## Exercise
Using the data below, copy every line that contains the word "performance".
►
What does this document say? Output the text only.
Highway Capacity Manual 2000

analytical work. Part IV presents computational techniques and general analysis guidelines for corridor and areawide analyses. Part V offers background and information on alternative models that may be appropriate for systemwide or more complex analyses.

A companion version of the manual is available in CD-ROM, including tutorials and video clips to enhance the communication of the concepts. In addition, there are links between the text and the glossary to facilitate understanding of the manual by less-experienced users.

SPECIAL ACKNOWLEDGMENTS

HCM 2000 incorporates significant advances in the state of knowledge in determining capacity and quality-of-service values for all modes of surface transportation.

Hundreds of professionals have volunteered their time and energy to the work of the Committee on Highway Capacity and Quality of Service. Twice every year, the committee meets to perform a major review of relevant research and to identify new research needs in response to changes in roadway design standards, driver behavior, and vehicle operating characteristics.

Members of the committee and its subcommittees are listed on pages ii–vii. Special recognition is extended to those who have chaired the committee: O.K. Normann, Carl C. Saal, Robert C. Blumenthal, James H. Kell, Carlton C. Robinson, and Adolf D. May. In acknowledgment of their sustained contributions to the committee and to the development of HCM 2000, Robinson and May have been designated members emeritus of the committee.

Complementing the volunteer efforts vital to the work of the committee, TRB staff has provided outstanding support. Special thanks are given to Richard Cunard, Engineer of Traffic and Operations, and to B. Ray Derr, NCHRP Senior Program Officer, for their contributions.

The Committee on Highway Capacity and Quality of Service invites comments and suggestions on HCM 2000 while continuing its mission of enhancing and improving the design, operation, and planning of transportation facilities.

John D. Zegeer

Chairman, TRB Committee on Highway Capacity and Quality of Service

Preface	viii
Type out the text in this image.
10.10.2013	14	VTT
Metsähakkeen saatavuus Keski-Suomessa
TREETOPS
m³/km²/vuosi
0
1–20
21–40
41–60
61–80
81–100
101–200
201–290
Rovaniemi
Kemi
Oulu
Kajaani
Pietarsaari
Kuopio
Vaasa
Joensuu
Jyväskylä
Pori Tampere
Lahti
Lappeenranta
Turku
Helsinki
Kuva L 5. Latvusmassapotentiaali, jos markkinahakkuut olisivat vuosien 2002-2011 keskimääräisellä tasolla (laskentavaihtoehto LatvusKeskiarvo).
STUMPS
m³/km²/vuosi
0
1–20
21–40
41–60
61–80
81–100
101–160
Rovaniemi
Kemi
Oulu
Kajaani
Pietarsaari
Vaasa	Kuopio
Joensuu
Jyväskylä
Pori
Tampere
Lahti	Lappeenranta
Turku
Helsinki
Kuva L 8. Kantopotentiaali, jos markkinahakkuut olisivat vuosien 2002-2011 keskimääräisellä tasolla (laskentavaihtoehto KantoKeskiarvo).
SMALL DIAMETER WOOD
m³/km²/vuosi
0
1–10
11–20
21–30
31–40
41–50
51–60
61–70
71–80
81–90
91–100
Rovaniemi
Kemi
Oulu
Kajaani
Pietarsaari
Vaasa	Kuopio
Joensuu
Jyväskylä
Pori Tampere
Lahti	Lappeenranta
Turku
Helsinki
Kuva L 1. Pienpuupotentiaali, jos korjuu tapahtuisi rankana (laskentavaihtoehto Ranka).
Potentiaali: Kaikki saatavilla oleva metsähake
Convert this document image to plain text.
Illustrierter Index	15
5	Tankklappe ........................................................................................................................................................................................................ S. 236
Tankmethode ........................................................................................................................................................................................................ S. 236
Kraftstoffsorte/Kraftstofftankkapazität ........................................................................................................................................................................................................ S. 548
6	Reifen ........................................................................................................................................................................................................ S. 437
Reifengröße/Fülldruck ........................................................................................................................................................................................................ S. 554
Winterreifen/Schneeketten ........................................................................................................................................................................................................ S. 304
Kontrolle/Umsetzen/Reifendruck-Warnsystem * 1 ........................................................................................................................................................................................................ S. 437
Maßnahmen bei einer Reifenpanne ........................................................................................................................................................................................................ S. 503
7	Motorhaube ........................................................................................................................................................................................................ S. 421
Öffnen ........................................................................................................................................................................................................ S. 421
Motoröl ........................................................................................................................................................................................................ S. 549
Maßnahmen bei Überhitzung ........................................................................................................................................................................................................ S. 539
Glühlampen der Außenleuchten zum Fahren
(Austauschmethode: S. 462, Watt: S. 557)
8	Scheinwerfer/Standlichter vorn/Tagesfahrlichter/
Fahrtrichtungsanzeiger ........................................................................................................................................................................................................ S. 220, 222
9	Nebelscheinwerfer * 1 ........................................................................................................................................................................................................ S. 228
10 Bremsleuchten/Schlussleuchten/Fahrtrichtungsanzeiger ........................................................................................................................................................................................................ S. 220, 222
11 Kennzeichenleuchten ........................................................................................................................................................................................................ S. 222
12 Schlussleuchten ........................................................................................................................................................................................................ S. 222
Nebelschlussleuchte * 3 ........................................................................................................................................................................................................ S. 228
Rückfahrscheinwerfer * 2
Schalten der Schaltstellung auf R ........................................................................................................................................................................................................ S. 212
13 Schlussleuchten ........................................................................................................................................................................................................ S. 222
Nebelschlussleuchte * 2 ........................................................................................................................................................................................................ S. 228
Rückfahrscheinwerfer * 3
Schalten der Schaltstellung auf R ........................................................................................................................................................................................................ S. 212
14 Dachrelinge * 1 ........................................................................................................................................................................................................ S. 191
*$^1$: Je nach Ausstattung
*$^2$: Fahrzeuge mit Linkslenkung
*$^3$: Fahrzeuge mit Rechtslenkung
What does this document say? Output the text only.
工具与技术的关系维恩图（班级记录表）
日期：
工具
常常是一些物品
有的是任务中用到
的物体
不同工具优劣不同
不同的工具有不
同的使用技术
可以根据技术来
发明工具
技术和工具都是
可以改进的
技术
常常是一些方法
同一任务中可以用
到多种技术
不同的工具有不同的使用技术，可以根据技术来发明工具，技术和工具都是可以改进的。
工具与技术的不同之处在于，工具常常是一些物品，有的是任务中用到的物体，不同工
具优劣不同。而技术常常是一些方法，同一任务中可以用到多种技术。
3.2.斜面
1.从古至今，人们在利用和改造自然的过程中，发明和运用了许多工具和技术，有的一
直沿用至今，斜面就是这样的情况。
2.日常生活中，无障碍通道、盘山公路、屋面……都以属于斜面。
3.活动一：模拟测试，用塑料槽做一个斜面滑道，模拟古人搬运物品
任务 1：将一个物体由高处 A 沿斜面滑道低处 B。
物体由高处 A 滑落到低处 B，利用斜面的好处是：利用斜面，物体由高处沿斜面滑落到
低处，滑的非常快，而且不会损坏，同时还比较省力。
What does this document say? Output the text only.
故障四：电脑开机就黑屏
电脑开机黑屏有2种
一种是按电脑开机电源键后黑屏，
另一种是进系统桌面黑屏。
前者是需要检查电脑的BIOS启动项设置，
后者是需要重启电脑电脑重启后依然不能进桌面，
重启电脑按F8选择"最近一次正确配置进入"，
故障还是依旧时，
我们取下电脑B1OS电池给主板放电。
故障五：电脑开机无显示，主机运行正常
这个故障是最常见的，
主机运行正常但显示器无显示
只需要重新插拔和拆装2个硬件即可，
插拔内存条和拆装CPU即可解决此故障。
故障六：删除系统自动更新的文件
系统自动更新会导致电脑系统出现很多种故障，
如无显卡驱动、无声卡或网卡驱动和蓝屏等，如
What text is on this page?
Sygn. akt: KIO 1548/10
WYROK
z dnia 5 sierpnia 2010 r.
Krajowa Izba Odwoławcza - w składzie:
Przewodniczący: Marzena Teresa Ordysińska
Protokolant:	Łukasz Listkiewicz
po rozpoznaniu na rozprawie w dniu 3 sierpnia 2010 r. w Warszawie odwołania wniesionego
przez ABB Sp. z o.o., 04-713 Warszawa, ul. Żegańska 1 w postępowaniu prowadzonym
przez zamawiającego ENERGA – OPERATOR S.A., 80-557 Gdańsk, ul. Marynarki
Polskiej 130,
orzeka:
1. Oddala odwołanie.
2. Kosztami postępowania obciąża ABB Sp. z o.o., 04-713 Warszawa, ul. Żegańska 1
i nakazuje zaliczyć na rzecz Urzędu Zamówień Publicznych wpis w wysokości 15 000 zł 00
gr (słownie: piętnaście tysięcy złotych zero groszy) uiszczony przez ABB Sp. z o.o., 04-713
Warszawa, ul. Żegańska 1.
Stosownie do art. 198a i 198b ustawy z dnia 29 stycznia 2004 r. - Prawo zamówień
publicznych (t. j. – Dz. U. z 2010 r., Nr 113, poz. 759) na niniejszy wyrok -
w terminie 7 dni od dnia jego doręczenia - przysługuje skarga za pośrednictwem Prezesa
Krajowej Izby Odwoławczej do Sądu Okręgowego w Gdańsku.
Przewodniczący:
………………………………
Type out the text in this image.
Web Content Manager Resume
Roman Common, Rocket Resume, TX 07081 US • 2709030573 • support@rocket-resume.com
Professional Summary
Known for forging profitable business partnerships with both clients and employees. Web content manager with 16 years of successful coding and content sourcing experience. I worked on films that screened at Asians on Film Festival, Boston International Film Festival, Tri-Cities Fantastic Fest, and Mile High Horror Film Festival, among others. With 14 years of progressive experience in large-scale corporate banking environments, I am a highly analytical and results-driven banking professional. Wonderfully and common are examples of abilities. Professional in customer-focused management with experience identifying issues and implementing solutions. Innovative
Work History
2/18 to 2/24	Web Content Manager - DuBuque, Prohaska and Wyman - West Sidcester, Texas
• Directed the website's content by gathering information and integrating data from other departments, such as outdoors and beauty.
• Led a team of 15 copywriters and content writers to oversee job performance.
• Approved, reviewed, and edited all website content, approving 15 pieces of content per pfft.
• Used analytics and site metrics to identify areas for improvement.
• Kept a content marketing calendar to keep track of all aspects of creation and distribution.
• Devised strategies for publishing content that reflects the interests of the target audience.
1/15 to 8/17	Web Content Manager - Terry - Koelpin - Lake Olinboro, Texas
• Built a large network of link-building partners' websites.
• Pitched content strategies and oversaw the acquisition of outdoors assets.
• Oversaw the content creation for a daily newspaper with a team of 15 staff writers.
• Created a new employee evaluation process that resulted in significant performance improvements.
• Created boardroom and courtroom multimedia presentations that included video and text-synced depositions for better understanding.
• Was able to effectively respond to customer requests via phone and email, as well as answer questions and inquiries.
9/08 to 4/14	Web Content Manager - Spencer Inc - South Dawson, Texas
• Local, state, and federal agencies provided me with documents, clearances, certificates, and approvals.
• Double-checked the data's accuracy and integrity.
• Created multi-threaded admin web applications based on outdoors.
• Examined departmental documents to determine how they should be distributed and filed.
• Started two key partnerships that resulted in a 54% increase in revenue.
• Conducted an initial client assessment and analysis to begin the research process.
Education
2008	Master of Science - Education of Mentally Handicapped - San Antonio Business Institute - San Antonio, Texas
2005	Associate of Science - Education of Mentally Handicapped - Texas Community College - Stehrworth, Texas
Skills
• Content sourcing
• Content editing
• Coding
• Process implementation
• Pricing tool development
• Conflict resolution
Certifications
◄
## Worked solution
• Led a team of 15 copywriters and content writers to oversee job performance.
• Created a new employee evaluation process that resulted in significant performance improvements.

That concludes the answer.